## START ITEMS

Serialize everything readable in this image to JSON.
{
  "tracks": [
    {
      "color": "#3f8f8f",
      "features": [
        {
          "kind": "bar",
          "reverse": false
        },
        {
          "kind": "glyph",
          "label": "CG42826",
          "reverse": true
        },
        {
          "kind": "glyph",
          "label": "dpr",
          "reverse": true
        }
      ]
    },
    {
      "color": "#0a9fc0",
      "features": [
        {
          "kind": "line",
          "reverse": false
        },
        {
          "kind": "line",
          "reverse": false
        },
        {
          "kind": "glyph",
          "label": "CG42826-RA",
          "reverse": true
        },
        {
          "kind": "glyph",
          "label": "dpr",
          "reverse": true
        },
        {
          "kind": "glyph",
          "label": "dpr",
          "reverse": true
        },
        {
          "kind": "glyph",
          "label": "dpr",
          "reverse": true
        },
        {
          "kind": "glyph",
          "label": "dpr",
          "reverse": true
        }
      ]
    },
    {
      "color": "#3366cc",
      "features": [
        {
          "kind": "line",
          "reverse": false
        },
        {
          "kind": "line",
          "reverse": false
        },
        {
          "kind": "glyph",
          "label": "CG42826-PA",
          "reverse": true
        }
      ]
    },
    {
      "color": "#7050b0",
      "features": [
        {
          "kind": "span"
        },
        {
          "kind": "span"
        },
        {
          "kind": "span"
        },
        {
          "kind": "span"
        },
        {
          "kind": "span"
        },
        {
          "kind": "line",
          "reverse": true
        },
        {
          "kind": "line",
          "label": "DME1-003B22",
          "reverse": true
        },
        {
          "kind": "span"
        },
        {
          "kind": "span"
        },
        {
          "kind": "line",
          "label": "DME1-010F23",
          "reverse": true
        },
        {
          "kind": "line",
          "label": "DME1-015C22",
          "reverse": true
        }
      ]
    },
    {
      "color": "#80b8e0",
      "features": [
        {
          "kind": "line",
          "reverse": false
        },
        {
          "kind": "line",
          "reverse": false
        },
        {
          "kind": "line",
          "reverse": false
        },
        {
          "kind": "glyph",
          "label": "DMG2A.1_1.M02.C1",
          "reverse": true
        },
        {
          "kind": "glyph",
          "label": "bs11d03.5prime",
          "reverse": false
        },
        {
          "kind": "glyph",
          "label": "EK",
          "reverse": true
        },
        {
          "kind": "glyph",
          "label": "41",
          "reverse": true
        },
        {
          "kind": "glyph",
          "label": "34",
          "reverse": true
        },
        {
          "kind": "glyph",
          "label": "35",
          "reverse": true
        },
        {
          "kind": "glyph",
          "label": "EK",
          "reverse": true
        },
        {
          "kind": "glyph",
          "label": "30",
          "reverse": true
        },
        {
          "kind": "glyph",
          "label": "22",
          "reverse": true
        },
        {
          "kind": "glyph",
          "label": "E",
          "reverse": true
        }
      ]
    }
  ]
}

## END ITEMS

- [BRIEF]:
Write each line above out exactly.

- [SOLUTION FOR THIS TASK]:
Serialize everything readable in this image to JSON.
{
  "tracks": [
    {
      "color": "#3f8f8f",
      "features": [
        {
          "kind": "bar",
          "reverse": false
        },
        {
          "kind": "glyph",
          "label": "CG42826",
          "reverse": true
        },
        {
          "kind": "glyph",
          "label": "dpr",
          "reverse": true
        }
      ]
    },
    {
      "color": "#0a9fc0",
      "features": [
        {
          "kind": "line",
          "reverse": false
        },
        {
          "kind": "line",
          "reverse": false
        },
        {
          "kind": "glyph",
          "label": "CG42826-RA",
          "reverse": true
        },
        {
          "kind": "glyph",
          "label": "dpr",
          "reverse": true
        },
        {
          "kind": "glyph",
          "label": "dpr",
          "reverse": true
        },
        {
          "kind": "glyph",
          "label": "dpr",
          "reverse": true
        },
        {
          "kind": "glyph",
          "label": "dpr",
          "reverse": true
        }
      ]
    },
    {
      "color": "#3366cc",
      "features": [
        {
          "kind": "line",
          "reverse": false
        },
        {
          "kind": "line",
          "reverse": false
        },
        {
          "kind": "glyph",
          "label": "CG42826-PA",
          "reverse": true
        }
      ]
    },
    {
      "color": "#7050b0",
      "features": [
        {
          "kind": "span"
        },
        {
          "kind": "span"
        },
        {
          "kind": "span"
        },
        {
          "kind": "span"
        },
        {
          "kind": "span"
        },
        {
          "kind": "line",
          "reverse": true
        },
        {
          "kind": "line",
          "label": "DME1-003B22",
          "reverse": true
        },
        {
          "kind": "span"
        },
        {
          "kind": "span"
        },
        {
          "kind": "line",
          "label": "DME1-010F23",
          "reverse": true
        },
        {
          "kind": "line",
          "label": "DME1-015C22",
          "reverse": true
        }
      ]
    },
    {
      "color": "#80b8e0",
      "features": [
        {
          "kind": "line",
          "reverse": false
        },
        {
          "kind": "line",
          "reverse": false
        },
        {
          "kind": "line",
          "reverse": false
        },
        {
          "kind": "glyph",
          "label": "DMG2A.1_1.M02.C1",
          "reverse": true
        },
        {
          "kind": "glyph",
          "label": "bs11d03.5prime",
          "reverse": false
        },
        {
          "kind": "glyph",
          "label": "EK",
          "reverse": true
        },
        {
          "kind": "glyph",
          "label": "41",
          "reverse": true
        },
        {
          "kind": "glyph",
          "label": "34",
          "reverse": true
        },
        {
          "kind": "glyph",
          "label": "35",
          "reverse": true
        },
        {
          "kind": "glyph",
          "label": "EK",
          "reverse": true
        },
        {
          "kind": "glyph",
          "label": "30",
          "reverse": true
        },
        {
          "kind": "glyph",
          "label": "22",
          "reverse": true
        },
        {
          "kind": "glyph",
          "label": "E",
          "reverse": true
        }
      ]
    }
  ]
}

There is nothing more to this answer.